§ Exercise objective
Copy out every line in which the string "title" occurs.

§ Data for this task
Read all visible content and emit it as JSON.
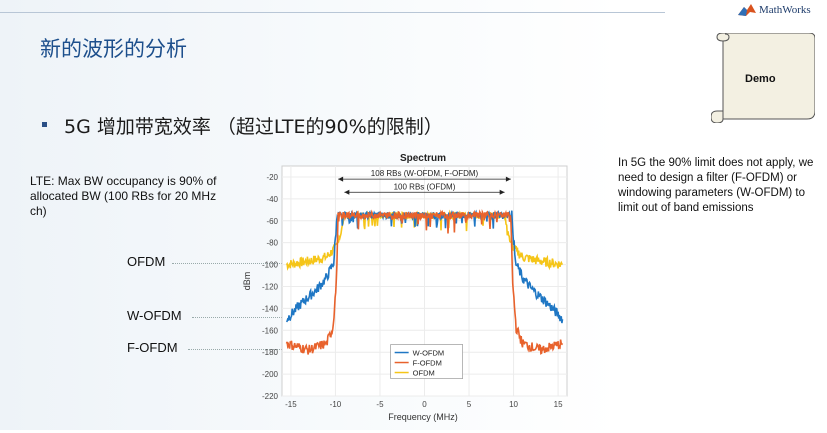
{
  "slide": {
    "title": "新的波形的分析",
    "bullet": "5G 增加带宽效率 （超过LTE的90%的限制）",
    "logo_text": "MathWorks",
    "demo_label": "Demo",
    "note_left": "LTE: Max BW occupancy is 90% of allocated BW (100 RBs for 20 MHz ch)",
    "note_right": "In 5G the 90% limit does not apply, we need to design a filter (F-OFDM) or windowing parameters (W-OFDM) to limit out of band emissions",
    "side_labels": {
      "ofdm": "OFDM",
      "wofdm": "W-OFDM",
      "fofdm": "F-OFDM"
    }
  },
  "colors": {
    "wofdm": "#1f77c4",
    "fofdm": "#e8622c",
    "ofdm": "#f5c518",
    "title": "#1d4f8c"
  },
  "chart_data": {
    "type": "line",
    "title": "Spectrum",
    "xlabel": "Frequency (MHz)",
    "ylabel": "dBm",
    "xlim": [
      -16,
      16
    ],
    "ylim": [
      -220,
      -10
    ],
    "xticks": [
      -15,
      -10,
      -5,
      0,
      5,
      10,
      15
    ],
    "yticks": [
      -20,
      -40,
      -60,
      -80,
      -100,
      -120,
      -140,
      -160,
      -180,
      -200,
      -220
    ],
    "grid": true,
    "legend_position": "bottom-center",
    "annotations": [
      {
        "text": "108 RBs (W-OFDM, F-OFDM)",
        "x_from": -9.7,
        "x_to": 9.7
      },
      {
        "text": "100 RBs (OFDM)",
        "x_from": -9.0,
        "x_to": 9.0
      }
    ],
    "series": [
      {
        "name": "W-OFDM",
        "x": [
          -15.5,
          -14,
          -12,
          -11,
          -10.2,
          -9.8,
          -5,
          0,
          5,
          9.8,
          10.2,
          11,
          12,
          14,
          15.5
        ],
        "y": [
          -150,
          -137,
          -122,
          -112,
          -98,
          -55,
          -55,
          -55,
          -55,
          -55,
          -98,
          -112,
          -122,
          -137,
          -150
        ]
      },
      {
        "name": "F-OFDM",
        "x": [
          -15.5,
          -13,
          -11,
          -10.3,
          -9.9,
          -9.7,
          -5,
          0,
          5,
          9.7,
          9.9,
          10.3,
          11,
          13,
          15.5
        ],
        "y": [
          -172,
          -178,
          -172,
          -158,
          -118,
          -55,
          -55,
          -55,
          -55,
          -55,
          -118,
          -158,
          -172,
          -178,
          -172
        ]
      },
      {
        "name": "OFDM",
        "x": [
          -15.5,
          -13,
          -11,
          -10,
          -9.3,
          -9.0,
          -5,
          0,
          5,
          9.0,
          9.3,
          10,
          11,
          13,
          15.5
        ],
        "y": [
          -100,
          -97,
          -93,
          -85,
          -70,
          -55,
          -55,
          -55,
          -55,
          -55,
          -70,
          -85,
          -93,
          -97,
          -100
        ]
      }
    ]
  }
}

§ Final result
    "title": "新的波形的分析",
    "title": "#1d4f8c"
    "title": "Spectrum",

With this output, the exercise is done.